● Texto de lectura

+ + + +

En un minuto feliz se le ocurrió la solución a Koldewey. En toda la literatura respecto a Babilonia, en Josefo, en Diodoro, en Ctesias, en Estrabón y en todas las escrituras cuneiformes que se habían descifrado hasta entonces referentes a la ciudad «pecadora», sólo se citan dos párrafos, que destacan notablemente, en los que se alude al empleo de la piedra sillar: se trata de la muralla septentrional del Kasr (donde Koldewey la había encontrado ya) y los legendarios «jardines colgantes de Semíramis».

¿Acaso Koldewey había descubierto aquellos jardines espléndidos, de cuya belleza se hablaba en todo el mundo antiguo considerándolos como una de las siete maravillas del mundo y relacionándolos con el nombre de la Semíramis legendaria?

Tal hallazgo, tal hipótesis, nacida de una intuición feliz, provocó una tensión febril en cuantos removían la tierra, una excitación sin límites en todos los que participaban en la excavación. Las discusiones de los entendidos se hacían interminables, y tanto en el lugar de las excavaciones como ante las tiendas o en las viviendas, se sucedían los debates violentos de los profesionales de poder asistir al momento en que se iba a aclarar lo que durante miles de años había sido un enigma.

Koldewey examinaba constantemente las noticias de los escritores antiguos. Cotejaba cada frase, cada línea, cada palabra; estudió incluso filología comparada, que hasta entonces desconocía, y cada vez se afirmaba más en su hipótesis. Sí, aquello no podía ser otra cosa sino la bóveda que sostenía los «pensiles», regándolos con una perfección entonces desconocida y casi inconcebible, lo cual les daba florecimiento constante.

Pero ahora, aclarado el enigma, la maravilla menguaba y perdía toda su aureola de leyenda.

¿Qué significaban esos «jardines colgantes», si la hipótesis de Koldewey era acertada?

Seguramente se trataba de unos jardines espléndidos, majestuosos, situados en la azotea de un edificio habitado, y desde luego constituían una maravilla técnica para aquella época; pero ¿no parecen pobres comparados con otros edificios babilónicos a los que el autor griego no citaba como dignos de figurar entre las maravillas del mundo?

+ + + +

● Registros dados
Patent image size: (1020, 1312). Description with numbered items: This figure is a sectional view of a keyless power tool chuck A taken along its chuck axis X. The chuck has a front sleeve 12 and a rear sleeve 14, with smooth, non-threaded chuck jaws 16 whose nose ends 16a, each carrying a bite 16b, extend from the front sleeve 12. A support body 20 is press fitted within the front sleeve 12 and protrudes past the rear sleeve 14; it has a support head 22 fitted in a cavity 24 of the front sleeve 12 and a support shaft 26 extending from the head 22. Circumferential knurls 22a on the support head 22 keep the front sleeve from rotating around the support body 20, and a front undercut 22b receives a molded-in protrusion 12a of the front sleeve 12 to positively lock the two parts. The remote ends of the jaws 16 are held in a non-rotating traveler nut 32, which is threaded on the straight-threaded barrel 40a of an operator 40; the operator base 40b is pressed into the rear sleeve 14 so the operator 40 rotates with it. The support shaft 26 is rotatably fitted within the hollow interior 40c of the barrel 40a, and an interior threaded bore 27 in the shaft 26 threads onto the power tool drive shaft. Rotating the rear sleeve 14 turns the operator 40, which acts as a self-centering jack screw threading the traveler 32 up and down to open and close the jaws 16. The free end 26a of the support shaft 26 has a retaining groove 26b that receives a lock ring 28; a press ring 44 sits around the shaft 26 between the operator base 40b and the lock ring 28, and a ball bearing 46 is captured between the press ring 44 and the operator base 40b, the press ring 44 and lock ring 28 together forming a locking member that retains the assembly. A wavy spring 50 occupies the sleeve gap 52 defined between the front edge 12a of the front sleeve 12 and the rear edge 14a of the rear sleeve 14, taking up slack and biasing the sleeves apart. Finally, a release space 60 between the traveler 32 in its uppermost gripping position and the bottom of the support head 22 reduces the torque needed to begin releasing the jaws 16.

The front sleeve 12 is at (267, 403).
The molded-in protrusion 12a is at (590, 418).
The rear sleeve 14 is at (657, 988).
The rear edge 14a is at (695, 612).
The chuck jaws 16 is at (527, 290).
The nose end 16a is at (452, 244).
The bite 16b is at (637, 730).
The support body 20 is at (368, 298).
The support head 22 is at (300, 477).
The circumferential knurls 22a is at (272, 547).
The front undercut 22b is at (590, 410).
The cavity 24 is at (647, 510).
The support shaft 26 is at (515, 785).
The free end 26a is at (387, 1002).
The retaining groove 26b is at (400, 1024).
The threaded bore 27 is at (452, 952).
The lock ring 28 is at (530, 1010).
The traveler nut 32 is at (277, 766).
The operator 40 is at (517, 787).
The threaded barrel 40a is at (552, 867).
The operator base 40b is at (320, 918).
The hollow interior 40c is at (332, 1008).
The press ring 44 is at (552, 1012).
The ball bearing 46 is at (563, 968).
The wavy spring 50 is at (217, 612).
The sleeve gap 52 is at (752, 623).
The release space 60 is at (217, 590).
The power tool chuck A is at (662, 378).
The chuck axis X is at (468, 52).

+ + + +

● Consigna escrita
Prosigue el texto sobre los jardines colgantes de Babilonia a partir de su última oración. Los registros no intervienen en esta actividad.

● Resultado final
Por otra parte, todas nuestras noticias sobre la Semíramis legendaria son problemáticas. Vienen en general de Ctesias, que se caracteriza por su fantasía. Por ejemplo, la gigantesca estatua de Darío en Behistún, según sus afirmaciones, representaba a Semíramis ¡rodeada de los cien hombres de su guardia personal! Semíramis, según Diodoro, abandonada de niña, fue criada por las palomas y luego casó con un consejero real, hasta que el propio rey se la arrebató al esposo. Semíramis llevaba un vestido «que no permitía distinguir si era hombre o mujer», y después de haber entregado el gobierno a su hijo, convertida en paloma voló del palacio hacia el reino de la inmortalidad.

¡La torre de Babel! El edificio del cual se dice en el primer libro de Moisés, capítulo XI, versículos 3 y 4:

«Y se dijeron unos a otros: Venid, hagamos ladrillos y cozámoslos al fuego. Y se sirvieron de ladrillos en lugar de piedras, y de betún en vez de argamasa, y dijeron: Vamos a edificar una ciudad y una torre cuya cumbre llegue hasta el cielo; y hagamos célebre nuestro nombre antes de esparcirnos por toda la faz de la tierra».

Lo que Koldewey descubrió no eran más que los enormes cimientos, pero las inscripciones atestiguaban que la torre había existido. Bien es verdad que la torre de que nos habla la Biblia, cuya existencia está hoy fuera de dudas, debió de ser destruida ya en tiempos de Hamurabi, pero otra torre posterior fue erigida en aquel lugar, y precisamente en recuerdo de la primera. Nabopolasar dejó estas palabras.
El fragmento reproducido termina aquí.